** Begin Provided material **

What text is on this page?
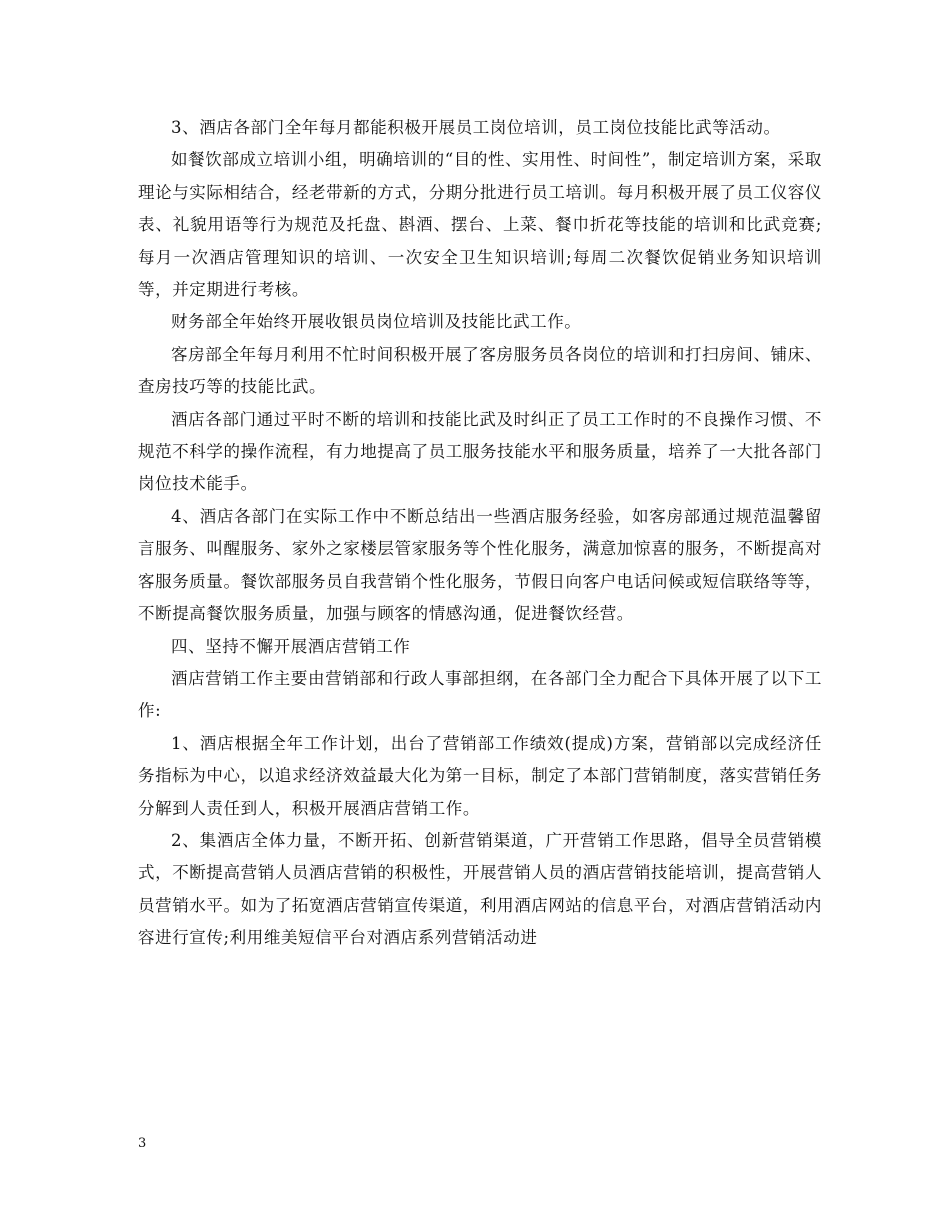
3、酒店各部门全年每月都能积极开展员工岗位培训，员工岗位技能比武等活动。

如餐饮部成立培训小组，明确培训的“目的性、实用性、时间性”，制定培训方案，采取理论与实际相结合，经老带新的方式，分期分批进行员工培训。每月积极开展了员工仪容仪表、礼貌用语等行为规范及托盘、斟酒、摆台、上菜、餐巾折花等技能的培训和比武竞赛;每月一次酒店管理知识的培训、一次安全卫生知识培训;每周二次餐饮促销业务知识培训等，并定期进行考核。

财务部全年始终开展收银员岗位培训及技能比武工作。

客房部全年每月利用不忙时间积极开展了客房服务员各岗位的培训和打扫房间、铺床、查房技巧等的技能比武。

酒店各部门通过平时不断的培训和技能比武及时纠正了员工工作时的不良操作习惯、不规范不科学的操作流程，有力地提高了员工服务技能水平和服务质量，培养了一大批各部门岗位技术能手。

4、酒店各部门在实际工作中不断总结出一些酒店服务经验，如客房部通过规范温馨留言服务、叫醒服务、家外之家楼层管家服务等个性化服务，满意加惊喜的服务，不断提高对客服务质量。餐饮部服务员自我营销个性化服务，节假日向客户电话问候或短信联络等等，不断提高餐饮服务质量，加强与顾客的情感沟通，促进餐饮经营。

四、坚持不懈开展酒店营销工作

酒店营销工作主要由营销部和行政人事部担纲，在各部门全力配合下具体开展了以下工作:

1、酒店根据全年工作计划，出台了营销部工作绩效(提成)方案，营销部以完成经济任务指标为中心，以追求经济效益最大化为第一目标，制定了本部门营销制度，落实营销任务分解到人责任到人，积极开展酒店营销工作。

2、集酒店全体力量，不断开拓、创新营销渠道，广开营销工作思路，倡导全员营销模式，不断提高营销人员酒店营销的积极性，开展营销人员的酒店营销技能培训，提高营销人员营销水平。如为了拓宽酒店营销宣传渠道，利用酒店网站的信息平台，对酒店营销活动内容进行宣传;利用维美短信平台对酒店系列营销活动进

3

** End Provided material **

Exercise directions: The records above need to be given again exactly. Omit the pictures.

Task result:
What text is on this page?
3、酒店各部门全年每月都能积极开展员工岗位培训，员工岗位技能比武等活动。

如餐饮部成立培训小组，明确培训的“目的性、实用性、时间性”，制定培训方案，采取理论与实际相结合，经老带新的方式，分期分批进行员工培训。每月积极开展了员工仪容仪表、礼貌用语等行为规范及托盘、斟酒、摆台、上菜、餐巾折花等技能的培训和比武竞赛;每月一次酒店管理知识的培训、一次安全卫生知识培训;每周二次餐饮促销业务知识培训等，并定期进行考核。

财务部全年始终开展收银员岗位培训及技能比武工作。

客房部全年每月利用不忙时间积极开展了客房服务员各岗位的培训和打扫房间、铺床、查房技巧等的技能比武。

酒店各部门通过平时不断的培训和技能比武及时纠正了员工工作时的不良操作习惯、不规范不科学的操作流程，有力地提高了员工服务技能水平和服务质量，培养了一大批各部门岗位技术能手。

4、酒店各部门在实际工作中不断总结出一些酒店服务经验，如客房部通过规范温馨留言服务、叫醒服务、家外之家楼层管家服务等个性化服务，满意加惊喜的服务，不断提高对客服务质量。餐饮部服务员自我营销个性化服务，节假日向客户电话问候或短信联络等等，不断提高餐饮服务质量，加强与顾客的情感沟通，促进餐饮经营。

四、坚持不懈开展酒店营销工作

酒店营销工作主要由营销部和行政人事部担纲，在各部门全力配合下具体开展了以下工作:

1、酒店根据全年工作计划，出台了营销部工作绩效(提成)方案，营销部以完成经济任务指标为中心，以追求经济效益最大化为第一目标，制定了本部门营销制度，落实营销任务分解到人责任到人，积极开展酒店营销工作。

2、集酒店全体力量，不断开拓、创新营销渠道，广开营销工作思路，倡导全员营销模式，不断提高营销人员酒店营销的积极性，开展营销人员的酒店营销技能培训，提高营销人员营销水平。如为了拓宽酒店营销宣传渠道，利用酒店网站的信息平台，对酒店营销活动内容进行宣传;利用维美短信平台对酒店系列营销活动进

3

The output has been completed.